Requirements: Omit every picture and write out the rest of the records exactly.

Supplied records:
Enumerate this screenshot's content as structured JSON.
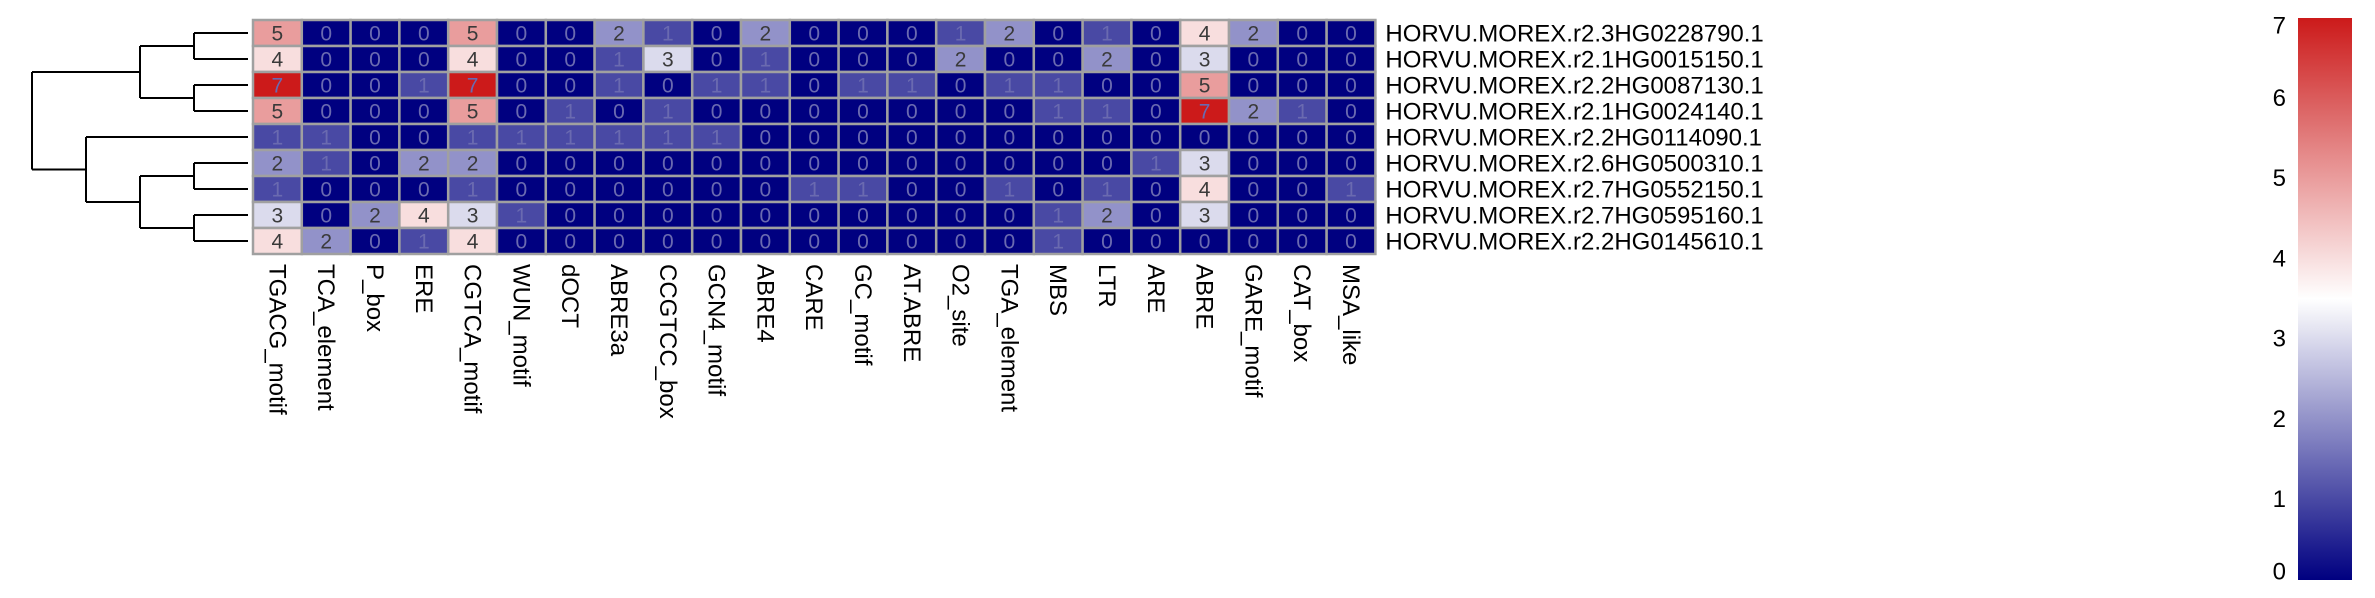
{
  "chart_data": {
    "type": "heatmap",
    "title": "",
    "rows": [
      "HORVU.MOREX.r2.3HG0228790.1",
      "HORVU.MOREX.r2.1HG0015150.1",
      "HORVU.MOREX.r2.2HG0087130.1",
      "HORVU.MOREX.r2.1HG0024140.1",
      "HORVU.MOREX.r2.2HG0114090.1",
      "HORVU.MOREX.r2.6HG0500310.1",
      "HORVU.MOREX.r2.7HG0552150.1",
      "HORVU.MOREX.r2.7HG0595160.1",
      "HORVU.MOREX.r2.2HG0145610.1"
    ],
    "columns": [
      "TGACG_motif",
      "TCA_element",
      "P_box",
      "ERE",
      "CGTCA_motif",
      "WUN_motif",
      "dOCT",
      "ABRE3a",
      "CCGTCC_box",
      "GCN4_motif",
      "ABRE4",
      "CARE",
      "GC_motif",
      "AT.ABRE",
      "O2_site",
      "TGA_element",
      "MBS",
      "LTR",
      "ARE",
      "ABRE",
      "GARE_motif",
      "CAT_box",
      "MSA_like"
    ],
    "values": [
      [
        5,
        0,
        0,
        0,
        5,
        0,
        0,
        2,
        1,
        0,
        2,
        0,
        0,
        0,
        1,
        2,
        0,
        1,
        0,
        4,
        2,
        0,
        0
      ],
      [
        4,
        0,
        0,
        0,
        4,
        0,
        0,
        1,
        3,
        0,
        1,
        0,
        0,
        0,
        2,
        0,
        0,
        2,
        0,
        3,
        0,
        0,
        0
      ],
      [
        7,
        0,
        0,
        1,
        7,
        0,
        0,
        1,
        0,
        1,
        1,
        0,
        1,
        1,
        0,
        1,
        1,
        0,
        0,
        5,
        0,
        0,
        0
      ],
      [
        5,
        0,
        0,
        0,
        5,
        0,
        1,
        0,
        1,
        0,
        0,
        0,
        0,
        0,
        0,
        0,
        1,
        1,
        0,
        7,
        2,
        1,
        0
      ],
      [
        1,
        1,
        0,
        0,
        1,
        1,
        1,
        1,
        1,
        1,
        0,
        0,
        0,
        0,
        0,
        0,
        0,
        0,
        0,
        0,
        0,
        0,
        0
      ],
      [
        2,
        1,
        0,
        2,
        2,
        0,
        0,
        0,
        0,
        0,
        0,
        0,
        0,
        0,
        0,
        0,
        0,
        0,
        1,
        3,
        0,
        0,
        0
      ],
      [
        1,
        0,
        0,
        0,
        1,
        0,
        0,
        0,
        0,
        0,
        0,
        1,
        1,
        0,
        0,
        1,
        0,
        1,
        0,
        4,
        0,
        0,
        1
      ],
      [
        3,
        0,
        2,
        4,
        3,
        1,
        0,
        0,
        0,
        0,
        0,
        0,
        0,
        0,
        0,
        0,
        1,
        2,
        0,
        3,
        0,
        0,
        0
      ],
      [
        4,
        2,
        0,
        1,
        4,
        0,
        0,
        0,
        0,
        0,
        0,
        0,
        0,
        0,
        0,
        0,
        1,
        0,
        0,
        0,
        0,
        0,
        0
      ]
    ],
    "legend": {
      "min": 0,
      "max": 7,
      "ticks": [
        "0",
        "1",
        "2",
        "3",
        "4",
        "5",
        "6",
        "7"
      ],
      "colors": {
        "low": "#000080",
        "mid": "#ffffff",
        "high": "#cc1a1a"
      },
      "placement": "right"
    },
    "dendrogram": "rows",
    "dendrogram_tree": [
      [
        [
          0,
          1
        ],
        [
          2,
          3
        ]
      ],
      [
        4,
        [
          [
            5,
            6
          ],
          [
            7,
            8
          ]
        ]
      ]
    ]
  }
}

Correct result:
Enumerate this screenshot's content as structured JSON.
{
  "chart_data": {
    "type": "heatmap",
    "title": "",
    "rows": [
      "HORVU.MOREX.r2.3HG0228790.1",
      "HORVU.MOREX.r2.1HG0015150.1",
      "HORVU.MOREX.r2.2HG0087130.1",
      "HORVU.MOREX.r2.1HG0024140.1",
      "HORVU.MOREX.r2.2HG0114090.1",
      "HORVU.MOREX.r2.6HG0500310.1",
      "HORVU.MOREX.r2.7HG0552150.1",
      "HORVU.MOREX.r2.7HG0595160.1",
      "HORVU.MOREX.r2.2HG0145610.1"
    ],
    "columns": [
      "TGACG_motif",
      "TCA_element",
      "P_box",
      "ERE",
      "CGTCA_motif",
      "WUN_motif",
      "dOCT",
      "ABRE3a",
      "CCGTCC_box",
      "GCN4_motif",
      "ABRE4",
      "CARE",
      "GC_motif",
      "AT.ABRE",
      "O2_site",
      "TGA_element",
      "MBS",
      "LTR",
      "ARE",
      "ABRE",
      "GARE_motif",
      "CAT_box",
      "MSA_like"
    ],
    "values": [
      [
        5,
        0,
        0,
        0,
        5,
        0,
        0,
        2,
        1,
        0,
        2,
        0,
        0,
        0,
        1,
        2,
        0,
        1,
        0,
        4,
        2,
        0,
        0
      ],
      [
        4,
        0,
        0,
        0,
        4,
        0,
        0,
        1,
        3,
        0,
        1,
        0,
        0,
        0,
        2,
        0,
        0,
        2,
        0,
        3,
        0,
        0,
        0
      ],
      [
        7,
        0,
        0,
        1,
        7,
        0,
        0,
        1,
        0,
        1,
        1,
        0,
        1,
        1,
        0,
        1,
        1,
        0,
        0,
        5,
        0,
        0,
        0
      ],
      [
        5,
        0,
        0,
        0,
        5,
        0,
        1,
        0,
        1,
        0,
        0,
        0,
        0,
        0,
        0,
        0,
        1,
        1,
        0,
        7,
        2,
        1,
        0
      ],
      [
        1,
        1,
        0,
        0,
        1,
        1,
        1,
        1,
        1,
        1,
        0,
        0,
        0,
        0,
        0,
        0,
        0,
        0,
        0,
        0,
        0,
        0,
        0
      ],
      [
        2,
        1,
        0,
        2,
        2,
        0,
        0,
        0,
        0,
        0,
        0,
        0,
        0,
        0,
        0,
        0,
        0,
        0,
        1,
        3,
        0,
        0,
        0
      ],
      [
        1,
        0,
        0,
        0,
        1,
        0,
        0,
        0,
        0,
        0,
        0,
        1,
        1,
        0,
        0,
        1,
        0,
        1,
        0,
        4,
        0,
        0,
        1
      ],
      [
        3,
        0,
        2,
        4,
        3,
        1,
        0,
        0,
        0,
        0,
        0,
        0,
        0,
        0,
        0,
        0,
        1,
        2,
        0,
        3,
        0,
        0,
        0
      ],
      [
        4,
        2,
        0,
        1,
        4,
        0,
        0,
        0,
        0,
        0,
        0,
        0,
        0,
        0,
        0,
        0,
        1,
        0,
        0,
        0,
        0,
        0,
        0
      ]
    ],
    "legend": {
      "min": 0,
      "max": 7,
      "ticks": [
        "0",
        "1",
        "2",
        "3",
        "4",
        "5",
        "6",
        "7"
      ],
      "colors": {
        "low": "#000080",
        "mid": "#ffffff",
        "high": "#cc1a1a"
      },
      "placement": "right"
    },
    "dendrogram": "rows",
    "dendrogram_tree": [
      [
        [
          0,
          1
        ],
        [
          2,
          3
        ]
      ],
      [
        4,
        [
          [
            5,
            6
          ],
          [
            7,
            8
          ]
        ]
      ]
    ]
  }
}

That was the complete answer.